Saved data entries:
-- start --
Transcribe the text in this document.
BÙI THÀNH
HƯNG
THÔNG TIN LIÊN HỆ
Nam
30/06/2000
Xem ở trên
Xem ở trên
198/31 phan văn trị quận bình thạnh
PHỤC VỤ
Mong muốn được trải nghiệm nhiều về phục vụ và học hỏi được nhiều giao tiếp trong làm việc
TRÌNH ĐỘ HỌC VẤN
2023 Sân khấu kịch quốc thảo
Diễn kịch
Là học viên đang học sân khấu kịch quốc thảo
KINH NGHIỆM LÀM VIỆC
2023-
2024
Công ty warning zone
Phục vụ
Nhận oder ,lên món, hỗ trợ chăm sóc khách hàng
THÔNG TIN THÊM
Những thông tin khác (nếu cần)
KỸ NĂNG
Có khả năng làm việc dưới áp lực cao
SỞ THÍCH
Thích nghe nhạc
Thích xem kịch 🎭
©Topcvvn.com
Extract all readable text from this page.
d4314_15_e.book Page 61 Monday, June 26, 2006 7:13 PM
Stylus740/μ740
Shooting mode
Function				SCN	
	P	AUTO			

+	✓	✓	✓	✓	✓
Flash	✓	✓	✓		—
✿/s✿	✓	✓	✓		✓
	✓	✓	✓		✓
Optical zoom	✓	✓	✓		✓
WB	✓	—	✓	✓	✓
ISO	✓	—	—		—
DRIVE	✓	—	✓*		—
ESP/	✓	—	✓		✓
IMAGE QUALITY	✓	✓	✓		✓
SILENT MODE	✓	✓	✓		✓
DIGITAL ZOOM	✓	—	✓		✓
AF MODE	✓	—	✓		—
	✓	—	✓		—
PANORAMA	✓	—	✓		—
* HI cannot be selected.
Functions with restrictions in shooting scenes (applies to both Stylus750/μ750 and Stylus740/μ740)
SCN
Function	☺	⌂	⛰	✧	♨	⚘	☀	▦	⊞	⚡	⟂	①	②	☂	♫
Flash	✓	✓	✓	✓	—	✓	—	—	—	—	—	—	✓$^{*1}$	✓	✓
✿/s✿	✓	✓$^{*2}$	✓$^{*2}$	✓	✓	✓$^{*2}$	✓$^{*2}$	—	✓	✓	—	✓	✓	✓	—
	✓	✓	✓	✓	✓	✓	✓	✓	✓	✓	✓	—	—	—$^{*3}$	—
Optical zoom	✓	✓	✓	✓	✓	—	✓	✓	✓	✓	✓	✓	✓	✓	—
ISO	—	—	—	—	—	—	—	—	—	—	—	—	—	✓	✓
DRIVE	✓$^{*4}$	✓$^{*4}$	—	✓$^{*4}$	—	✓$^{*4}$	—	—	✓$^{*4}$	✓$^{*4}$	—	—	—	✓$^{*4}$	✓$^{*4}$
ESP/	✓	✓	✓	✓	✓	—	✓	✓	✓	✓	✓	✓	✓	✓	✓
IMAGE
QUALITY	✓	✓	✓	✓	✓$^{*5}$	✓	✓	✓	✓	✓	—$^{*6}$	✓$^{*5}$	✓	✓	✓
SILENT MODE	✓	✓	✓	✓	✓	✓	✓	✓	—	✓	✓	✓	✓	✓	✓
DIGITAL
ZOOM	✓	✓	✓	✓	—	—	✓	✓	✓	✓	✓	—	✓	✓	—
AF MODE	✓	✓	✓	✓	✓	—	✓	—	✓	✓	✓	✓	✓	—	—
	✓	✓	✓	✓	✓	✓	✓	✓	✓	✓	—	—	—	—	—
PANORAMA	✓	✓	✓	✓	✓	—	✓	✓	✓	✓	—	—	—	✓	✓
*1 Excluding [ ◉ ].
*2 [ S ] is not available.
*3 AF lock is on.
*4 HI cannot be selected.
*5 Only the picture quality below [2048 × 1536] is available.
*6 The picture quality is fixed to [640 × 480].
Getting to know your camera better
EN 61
-- end --
## REQUEST
Lines that hold the word "text" are the ones to return, every one of them.

## FINISHED ANSWER
Transcribe the text in this document.
Extract all readable text from this page.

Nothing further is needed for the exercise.